| Excerpt from a dataset |
=====

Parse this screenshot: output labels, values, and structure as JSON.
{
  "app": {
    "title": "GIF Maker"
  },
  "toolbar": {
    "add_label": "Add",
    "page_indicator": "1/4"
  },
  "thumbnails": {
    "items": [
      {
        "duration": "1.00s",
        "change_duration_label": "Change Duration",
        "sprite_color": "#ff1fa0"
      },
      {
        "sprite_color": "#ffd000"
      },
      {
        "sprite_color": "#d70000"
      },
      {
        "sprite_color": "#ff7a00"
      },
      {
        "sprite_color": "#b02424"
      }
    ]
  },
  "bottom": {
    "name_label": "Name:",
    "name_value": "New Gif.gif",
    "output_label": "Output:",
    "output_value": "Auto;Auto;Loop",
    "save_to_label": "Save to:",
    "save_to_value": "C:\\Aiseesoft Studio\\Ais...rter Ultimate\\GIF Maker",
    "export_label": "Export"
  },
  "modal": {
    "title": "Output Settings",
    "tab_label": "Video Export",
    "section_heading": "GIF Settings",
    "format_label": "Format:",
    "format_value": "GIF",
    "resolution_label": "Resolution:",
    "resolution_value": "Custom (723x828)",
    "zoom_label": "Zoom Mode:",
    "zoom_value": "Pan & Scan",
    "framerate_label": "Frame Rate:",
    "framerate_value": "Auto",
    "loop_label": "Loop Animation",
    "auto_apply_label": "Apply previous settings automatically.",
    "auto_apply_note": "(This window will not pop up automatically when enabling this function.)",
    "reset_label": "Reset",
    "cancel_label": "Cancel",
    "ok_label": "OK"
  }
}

=====

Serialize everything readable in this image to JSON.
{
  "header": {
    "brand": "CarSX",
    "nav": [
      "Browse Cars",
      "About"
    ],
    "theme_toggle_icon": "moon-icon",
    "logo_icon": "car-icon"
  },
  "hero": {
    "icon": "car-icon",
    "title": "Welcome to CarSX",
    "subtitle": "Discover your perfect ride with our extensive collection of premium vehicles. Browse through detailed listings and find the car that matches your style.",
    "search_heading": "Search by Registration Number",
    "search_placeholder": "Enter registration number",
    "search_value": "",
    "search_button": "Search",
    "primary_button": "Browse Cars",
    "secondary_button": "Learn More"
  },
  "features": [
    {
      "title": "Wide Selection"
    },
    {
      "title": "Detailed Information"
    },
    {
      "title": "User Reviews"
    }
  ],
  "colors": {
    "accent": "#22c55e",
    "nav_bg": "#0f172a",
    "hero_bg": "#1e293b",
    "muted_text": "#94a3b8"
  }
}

=====

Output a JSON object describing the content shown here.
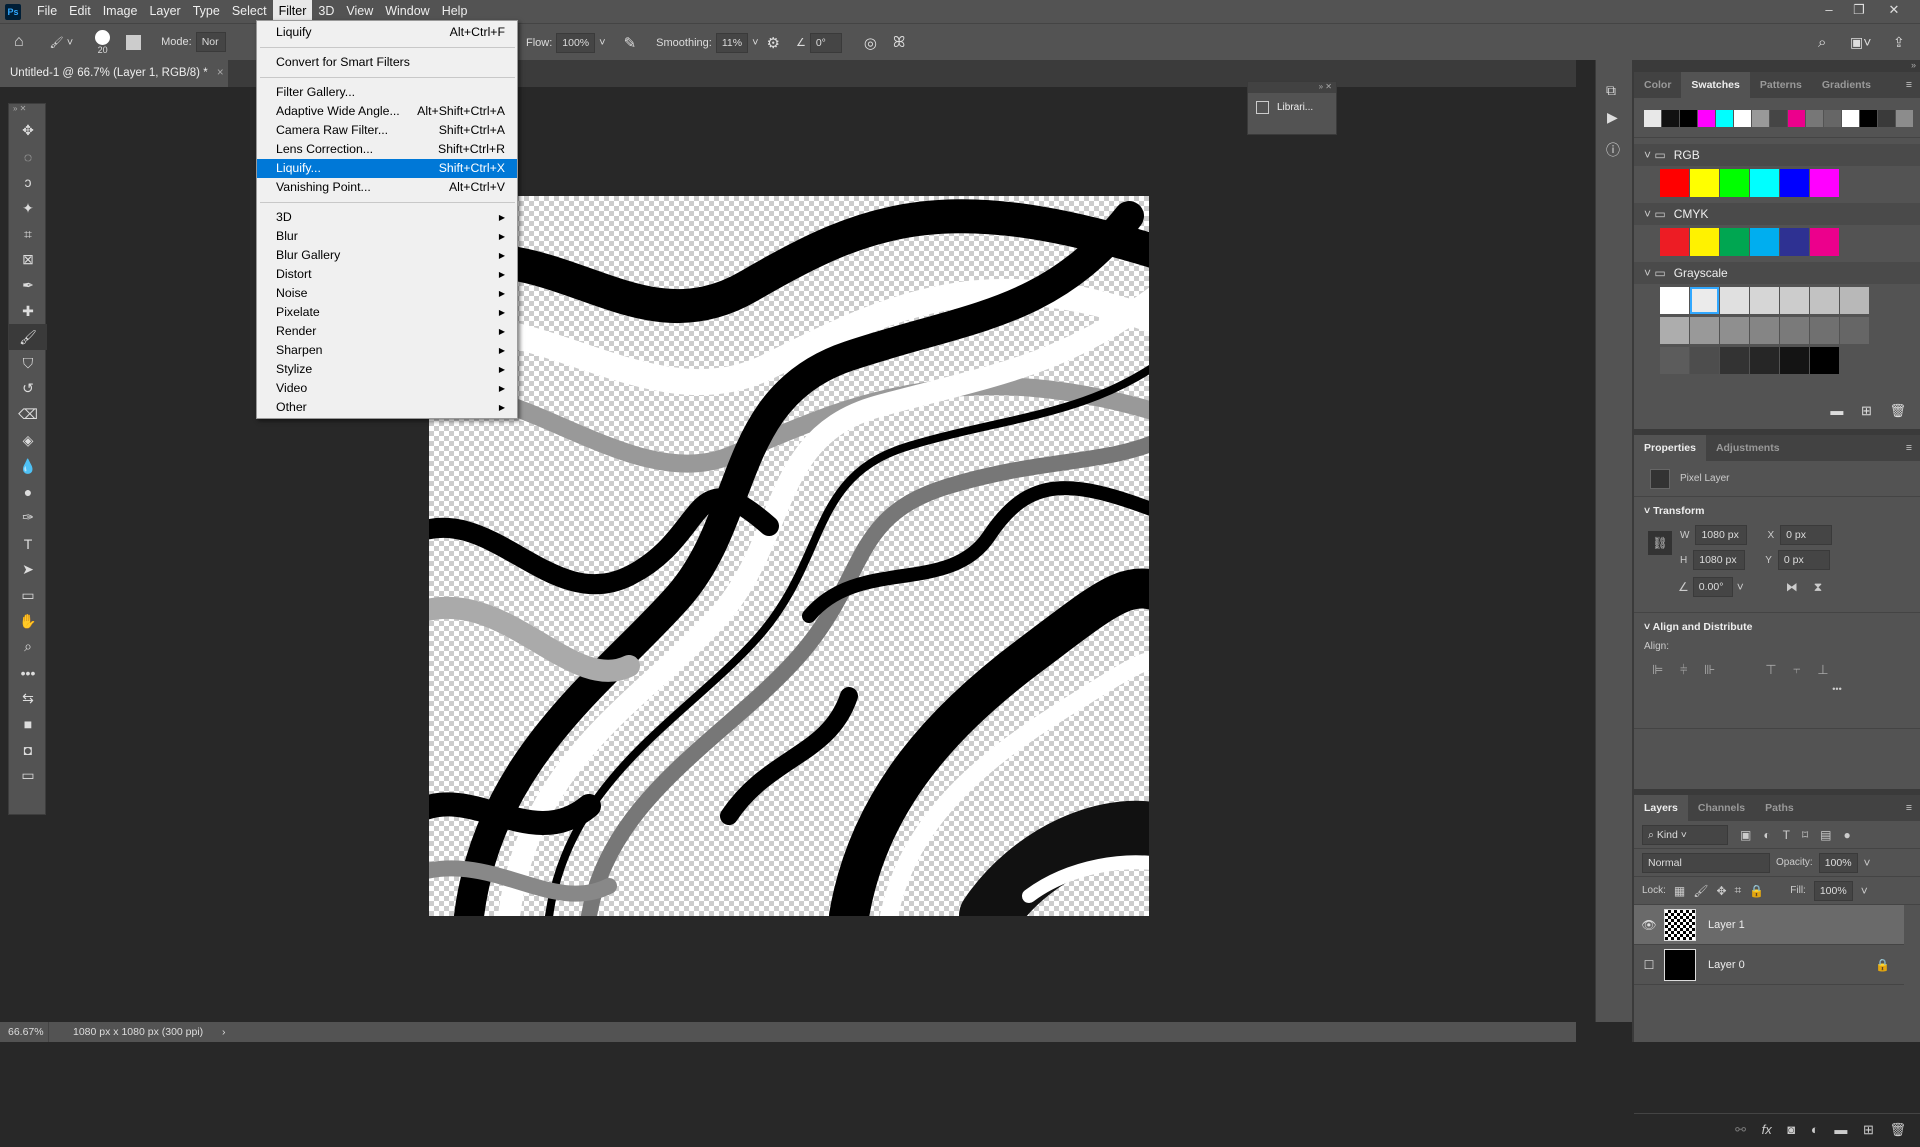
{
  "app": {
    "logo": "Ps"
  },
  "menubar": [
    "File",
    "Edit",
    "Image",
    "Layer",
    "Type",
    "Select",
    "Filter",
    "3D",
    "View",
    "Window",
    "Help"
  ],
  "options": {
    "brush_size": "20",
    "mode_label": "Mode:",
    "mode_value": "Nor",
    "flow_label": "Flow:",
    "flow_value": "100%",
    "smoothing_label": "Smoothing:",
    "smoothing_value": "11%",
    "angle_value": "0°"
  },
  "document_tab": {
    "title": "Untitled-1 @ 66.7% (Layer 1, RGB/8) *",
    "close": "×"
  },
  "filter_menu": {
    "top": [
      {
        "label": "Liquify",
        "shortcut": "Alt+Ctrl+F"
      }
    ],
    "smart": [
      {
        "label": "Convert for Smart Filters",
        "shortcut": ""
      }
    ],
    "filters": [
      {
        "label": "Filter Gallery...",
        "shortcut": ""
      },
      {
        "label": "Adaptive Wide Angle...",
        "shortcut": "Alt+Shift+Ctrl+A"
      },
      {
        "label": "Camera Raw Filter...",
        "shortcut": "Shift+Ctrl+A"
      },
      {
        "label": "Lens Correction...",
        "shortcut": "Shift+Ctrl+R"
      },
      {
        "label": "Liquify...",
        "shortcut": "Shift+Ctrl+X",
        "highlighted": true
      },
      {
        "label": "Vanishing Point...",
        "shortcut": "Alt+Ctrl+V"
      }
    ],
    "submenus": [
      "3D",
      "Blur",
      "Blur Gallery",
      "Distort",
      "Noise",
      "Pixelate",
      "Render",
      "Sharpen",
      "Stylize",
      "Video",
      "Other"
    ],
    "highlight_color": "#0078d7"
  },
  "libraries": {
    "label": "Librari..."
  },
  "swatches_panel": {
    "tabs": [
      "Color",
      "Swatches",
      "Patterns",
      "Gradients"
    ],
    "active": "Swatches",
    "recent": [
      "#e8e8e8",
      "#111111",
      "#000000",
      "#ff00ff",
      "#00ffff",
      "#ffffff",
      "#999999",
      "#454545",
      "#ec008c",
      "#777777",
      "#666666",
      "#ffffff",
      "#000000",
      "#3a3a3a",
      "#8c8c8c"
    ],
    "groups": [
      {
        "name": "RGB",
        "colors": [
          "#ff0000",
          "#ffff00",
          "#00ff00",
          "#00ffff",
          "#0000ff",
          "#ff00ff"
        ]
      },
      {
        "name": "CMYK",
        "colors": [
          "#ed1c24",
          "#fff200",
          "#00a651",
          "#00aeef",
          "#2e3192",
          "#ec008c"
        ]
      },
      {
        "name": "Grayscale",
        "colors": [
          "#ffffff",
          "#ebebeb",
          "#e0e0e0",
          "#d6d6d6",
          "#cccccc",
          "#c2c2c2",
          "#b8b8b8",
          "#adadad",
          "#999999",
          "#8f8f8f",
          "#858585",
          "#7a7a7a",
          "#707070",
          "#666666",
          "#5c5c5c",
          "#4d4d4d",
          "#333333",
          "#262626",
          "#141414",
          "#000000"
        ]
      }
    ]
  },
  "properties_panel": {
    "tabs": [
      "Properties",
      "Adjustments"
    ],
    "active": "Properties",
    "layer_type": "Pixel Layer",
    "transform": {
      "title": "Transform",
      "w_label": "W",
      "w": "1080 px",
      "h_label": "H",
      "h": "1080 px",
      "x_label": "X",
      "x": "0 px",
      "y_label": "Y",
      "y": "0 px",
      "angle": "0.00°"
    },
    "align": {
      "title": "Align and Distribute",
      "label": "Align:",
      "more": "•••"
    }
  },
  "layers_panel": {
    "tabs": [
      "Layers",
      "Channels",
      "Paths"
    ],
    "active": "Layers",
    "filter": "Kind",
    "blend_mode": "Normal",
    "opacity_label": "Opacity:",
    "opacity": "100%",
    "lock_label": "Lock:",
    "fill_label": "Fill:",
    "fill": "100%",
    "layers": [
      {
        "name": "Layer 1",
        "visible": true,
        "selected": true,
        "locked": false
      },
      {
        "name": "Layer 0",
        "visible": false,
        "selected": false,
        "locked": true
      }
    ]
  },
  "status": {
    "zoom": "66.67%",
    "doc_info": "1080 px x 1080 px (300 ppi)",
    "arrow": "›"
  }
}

=====

| TO DO |
The answer must consist solely of the number of lines in the entries that contain the word "Browse".

| RESULT OF THIS EXERCISE |
3